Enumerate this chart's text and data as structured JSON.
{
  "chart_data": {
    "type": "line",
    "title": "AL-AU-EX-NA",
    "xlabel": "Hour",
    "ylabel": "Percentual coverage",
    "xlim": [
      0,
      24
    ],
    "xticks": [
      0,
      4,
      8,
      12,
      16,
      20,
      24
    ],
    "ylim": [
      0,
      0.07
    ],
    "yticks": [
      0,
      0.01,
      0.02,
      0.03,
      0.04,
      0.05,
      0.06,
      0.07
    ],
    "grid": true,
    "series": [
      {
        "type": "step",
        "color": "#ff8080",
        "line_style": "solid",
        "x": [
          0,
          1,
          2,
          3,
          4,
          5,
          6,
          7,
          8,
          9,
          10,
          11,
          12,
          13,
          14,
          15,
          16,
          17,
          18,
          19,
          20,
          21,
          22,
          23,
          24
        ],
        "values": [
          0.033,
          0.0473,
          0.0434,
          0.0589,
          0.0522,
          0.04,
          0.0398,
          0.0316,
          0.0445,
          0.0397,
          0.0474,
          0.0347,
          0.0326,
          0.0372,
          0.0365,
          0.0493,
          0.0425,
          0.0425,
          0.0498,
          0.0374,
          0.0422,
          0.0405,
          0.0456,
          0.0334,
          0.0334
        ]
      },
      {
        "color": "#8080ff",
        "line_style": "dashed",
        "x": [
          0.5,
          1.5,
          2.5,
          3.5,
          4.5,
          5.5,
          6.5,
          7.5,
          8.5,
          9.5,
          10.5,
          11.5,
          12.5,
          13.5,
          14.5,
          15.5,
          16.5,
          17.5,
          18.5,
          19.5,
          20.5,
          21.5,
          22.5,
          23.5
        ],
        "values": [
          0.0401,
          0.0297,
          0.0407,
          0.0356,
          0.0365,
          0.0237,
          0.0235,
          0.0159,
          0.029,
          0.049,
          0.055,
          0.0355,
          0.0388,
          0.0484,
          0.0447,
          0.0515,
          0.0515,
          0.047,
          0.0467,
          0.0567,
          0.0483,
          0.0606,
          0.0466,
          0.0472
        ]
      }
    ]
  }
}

============================================================

> _EXERCISE DESCRIPTION_:
Reproduce the material above, every line of it, exactly.

> _FULL ANSWER_:
Enumerate this chart's text and data as structured JSON.
{
  "chart_data": {
    "type": "line",
    "title": "AL-AU-EX-NA",
    "xlabel": "Hour",
    "ylabel": "Percentual coverage",
    "xlim": [
      0,
      24
    ],
    "xticks": [
      0,
      4,
      8,
      12,
      16,
      20,
      24
    ],
    "ylim": [
      0,
      0.07
    ],
    "yticks": [
      0,
      0.01,
      0.02,
      0.03,
      0.04,
      0.05,
      0.06,
      0.07
    ],
    "grid": true,
    "series": [
      {
        "type": "step",
        "color": "#ff8080",
        "line_style": "solid",
        "x": [
          0,
          1,
          2,
          3,
          4,
          5,
          6,
          7,
          8,
          9,
          10,
          11,
          12,
          13,
          14,
          15,
          16,
          17,
          18,
          19,
          20,
          21,
          22,
          23,
          24
        ],
        "values": [
          0.033,
          0.0473,
          0.0434,
          0.0589,
          0.0522,
          0.04,
          0.0398,
          0.0316,
          0.0445,
          0.0397,
          0.0474,
          0.0347,
          0.0326,
          0.0372,
          0.0365,
          0.0493,
          0.0425,
          0.0425,
          0.0498,
          0.0374,
          0.0422,
          0.0405,
          0.0456,
          0.0334,
          0.0334
        ]
      },
      {
        "color": "#8080ff",
        "line_style": "dashed",
        "x": [
          0.5,
          1.5,
          2.5,
          3.5,
          4.5,
          5.5,
          6.5,
          7.5,
          8.5,
          9.5,
          10.5,
          11.5,
          12.5,
          13.5,
          14.5,
          15.5,
          16.5,
          17.5,
          18.5,
          19.5,
          20.5,
          21.5,
          22.5,
          23.5
        ],
        "values": [
          0.0401,
          0.0297,
          0.0407,
          0.0356,
          0.0365,
          0.0237,
          0.0235,
          0.0159,
          0.029,
          0.049,
          0.055,
          0.0355,
          0.0388,
          0.0484,
          0.0447,
          0.0515,
          0.0515,
          0.047,
          0.0467,
          0.0567,
          0.0483,
          0.0606,
          0.0466,
          0.0472
        ]
      }
    ]
  }
}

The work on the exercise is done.